> **Source data**:
---------------
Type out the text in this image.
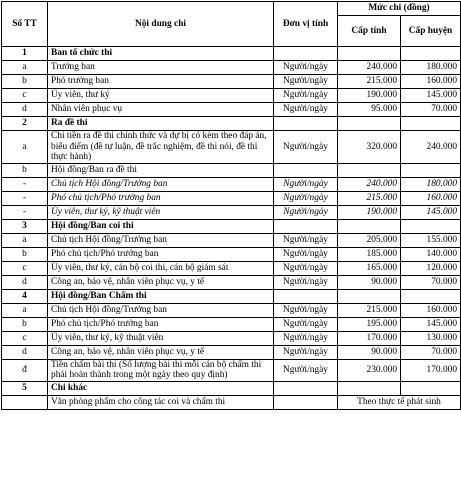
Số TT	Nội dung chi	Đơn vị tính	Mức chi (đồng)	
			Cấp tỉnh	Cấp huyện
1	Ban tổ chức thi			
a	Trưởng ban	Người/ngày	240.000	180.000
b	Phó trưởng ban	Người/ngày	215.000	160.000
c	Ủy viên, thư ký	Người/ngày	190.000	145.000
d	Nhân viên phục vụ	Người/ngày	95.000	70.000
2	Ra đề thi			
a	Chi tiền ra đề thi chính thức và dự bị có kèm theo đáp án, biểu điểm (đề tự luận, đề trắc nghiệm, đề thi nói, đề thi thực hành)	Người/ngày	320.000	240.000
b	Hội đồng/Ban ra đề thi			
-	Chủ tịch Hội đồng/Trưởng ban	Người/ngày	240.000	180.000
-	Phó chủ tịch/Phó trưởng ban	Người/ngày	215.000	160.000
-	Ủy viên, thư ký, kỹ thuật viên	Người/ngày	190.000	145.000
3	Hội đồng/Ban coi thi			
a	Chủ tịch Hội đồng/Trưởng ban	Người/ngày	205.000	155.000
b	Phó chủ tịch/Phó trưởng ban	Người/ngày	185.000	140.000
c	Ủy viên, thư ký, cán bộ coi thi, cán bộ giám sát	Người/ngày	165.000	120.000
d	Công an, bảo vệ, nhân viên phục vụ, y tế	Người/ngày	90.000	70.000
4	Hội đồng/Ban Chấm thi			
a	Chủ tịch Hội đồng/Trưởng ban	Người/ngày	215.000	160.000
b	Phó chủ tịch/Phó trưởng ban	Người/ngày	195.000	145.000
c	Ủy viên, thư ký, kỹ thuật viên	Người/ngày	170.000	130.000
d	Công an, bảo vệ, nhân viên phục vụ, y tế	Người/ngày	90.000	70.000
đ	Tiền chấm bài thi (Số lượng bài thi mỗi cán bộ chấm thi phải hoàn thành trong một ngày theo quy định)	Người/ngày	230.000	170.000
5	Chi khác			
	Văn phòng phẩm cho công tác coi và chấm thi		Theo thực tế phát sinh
---------------
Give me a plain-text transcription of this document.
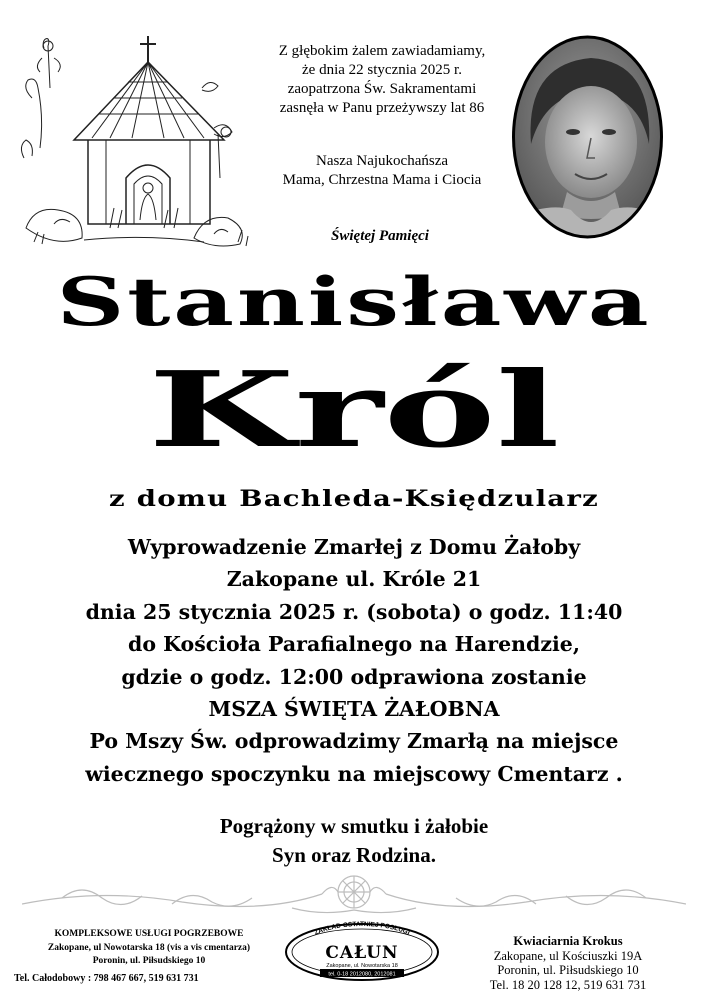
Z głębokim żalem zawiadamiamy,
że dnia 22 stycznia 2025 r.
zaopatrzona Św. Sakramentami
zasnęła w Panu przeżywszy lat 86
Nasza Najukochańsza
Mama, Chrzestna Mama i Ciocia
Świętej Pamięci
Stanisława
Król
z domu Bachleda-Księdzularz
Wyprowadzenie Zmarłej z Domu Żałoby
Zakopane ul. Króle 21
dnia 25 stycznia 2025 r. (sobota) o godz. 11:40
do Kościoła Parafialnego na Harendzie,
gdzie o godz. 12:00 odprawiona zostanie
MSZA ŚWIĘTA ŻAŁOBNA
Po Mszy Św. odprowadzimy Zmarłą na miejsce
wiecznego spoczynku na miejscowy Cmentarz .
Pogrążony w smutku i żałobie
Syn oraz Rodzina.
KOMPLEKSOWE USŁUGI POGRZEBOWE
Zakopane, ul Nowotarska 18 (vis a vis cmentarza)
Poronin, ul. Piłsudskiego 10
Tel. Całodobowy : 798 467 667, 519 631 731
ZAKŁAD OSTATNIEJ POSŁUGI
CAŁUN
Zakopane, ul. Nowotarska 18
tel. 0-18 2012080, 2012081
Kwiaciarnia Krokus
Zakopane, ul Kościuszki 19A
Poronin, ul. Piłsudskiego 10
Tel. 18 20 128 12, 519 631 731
---------------
> **Problem to work on**: Review the preceding data and report every line that includes the string "godz".

> **Solution below**:
dnia 25 stycznia 2025 r. (sobota) o godz. 11:40
gdzie o godz. 12:00 odprawiona zostanie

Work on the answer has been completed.